[Part of a data file]
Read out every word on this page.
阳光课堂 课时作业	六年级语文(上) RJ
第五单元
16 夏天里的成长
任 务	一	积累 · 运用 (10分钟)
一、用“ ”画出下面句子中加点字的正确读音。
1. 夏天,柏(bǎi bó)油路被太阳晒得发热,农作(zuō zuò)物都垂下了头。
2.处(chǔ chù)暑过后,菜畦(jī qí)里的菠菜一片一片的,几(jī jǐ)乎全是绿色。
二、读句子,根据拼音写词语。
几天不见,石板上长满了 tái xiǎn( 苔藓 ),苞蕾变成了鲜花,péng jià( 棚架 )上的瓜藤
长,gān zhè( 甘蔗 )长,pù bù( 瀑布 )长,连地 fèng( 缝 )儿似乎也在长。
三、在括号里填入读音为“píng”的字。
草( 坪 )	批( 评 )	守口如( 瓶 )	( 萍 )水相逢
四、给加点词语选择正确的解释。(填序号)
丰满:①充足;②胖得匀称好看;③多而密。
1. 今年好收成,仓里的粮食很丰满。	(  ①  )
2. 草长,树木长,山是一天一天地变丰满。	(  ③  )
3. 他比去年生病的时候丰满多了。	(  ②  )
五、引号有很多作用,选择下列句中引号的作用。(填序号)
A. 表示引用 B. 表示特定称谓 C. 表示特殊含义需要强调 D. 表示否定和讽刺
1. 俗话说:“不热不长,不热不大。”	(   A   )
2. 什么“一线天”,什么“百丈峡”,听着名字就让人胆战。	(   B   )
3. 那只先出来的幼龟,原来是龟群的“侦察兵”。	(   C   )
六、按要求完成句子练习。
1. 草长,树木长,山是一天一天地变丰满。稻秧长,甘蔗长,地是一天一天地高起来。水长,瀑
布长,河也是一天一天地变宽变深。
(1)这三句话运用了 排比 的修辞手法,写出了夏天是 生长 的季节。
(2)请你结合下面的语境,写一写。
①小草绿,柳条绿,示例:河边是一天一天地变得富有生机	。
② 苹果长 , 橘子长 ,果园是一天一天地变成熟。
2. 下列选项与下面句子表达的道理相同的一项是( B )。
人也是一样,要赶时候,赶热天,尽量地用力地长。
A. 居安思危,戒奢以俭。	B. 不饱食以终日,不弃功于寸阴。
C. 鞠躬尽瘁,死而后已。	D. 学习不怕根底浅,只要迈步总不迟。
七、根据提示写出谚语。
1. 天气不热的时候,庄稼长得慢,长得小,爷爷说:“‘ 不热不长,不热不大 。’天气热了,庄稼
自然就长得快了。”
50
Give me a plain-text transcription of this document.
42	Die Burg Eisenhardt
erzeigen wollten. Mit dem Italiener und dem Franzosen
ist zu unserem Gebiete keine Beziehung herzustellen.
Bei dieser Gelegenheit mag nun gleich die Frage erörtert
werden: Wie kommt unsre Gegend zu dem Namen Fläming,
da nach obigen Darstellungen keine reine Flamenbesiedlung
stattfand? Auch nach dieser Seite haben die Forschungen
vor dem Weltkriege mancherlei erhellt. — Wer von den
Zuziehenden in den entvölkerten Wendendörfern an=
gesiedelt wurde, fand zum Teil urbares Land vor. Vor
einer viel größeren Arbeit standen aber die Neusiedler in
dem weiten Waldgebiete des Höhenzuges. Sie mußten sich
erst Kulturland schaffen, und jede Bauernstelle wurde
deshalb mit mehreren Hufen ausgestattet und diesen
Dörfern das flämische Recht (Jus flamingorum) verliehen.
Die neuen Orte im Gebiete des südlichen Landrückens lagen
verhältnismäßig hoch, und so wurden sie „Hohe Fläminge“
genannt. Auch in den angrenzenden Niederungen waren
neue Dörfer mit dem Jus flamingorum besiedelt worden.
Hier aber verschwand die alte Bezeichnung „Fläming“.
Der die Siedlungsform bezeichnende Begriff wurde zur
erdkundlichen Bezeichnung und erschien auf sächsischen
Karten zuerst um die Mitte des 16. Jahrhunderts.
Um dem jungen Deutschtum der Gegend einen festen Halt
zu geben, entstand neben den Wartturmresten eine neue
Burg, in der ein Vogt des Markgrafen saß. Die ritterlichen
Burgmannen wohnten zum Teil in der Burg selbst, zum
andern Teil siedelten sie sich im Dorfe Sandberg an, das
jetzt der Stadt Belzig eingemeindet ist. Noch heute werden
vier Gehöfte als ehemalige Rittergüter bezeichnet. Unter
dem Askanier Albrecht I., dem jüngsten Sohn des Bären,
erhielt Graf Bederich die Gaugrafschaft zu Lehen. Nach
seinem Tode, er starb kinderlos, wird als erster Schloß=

• **TASK OBJECTIVE**
How many of the lines above include the word "不热不长"? Respond with the number alone.

• **FINISHED ANSWER**
2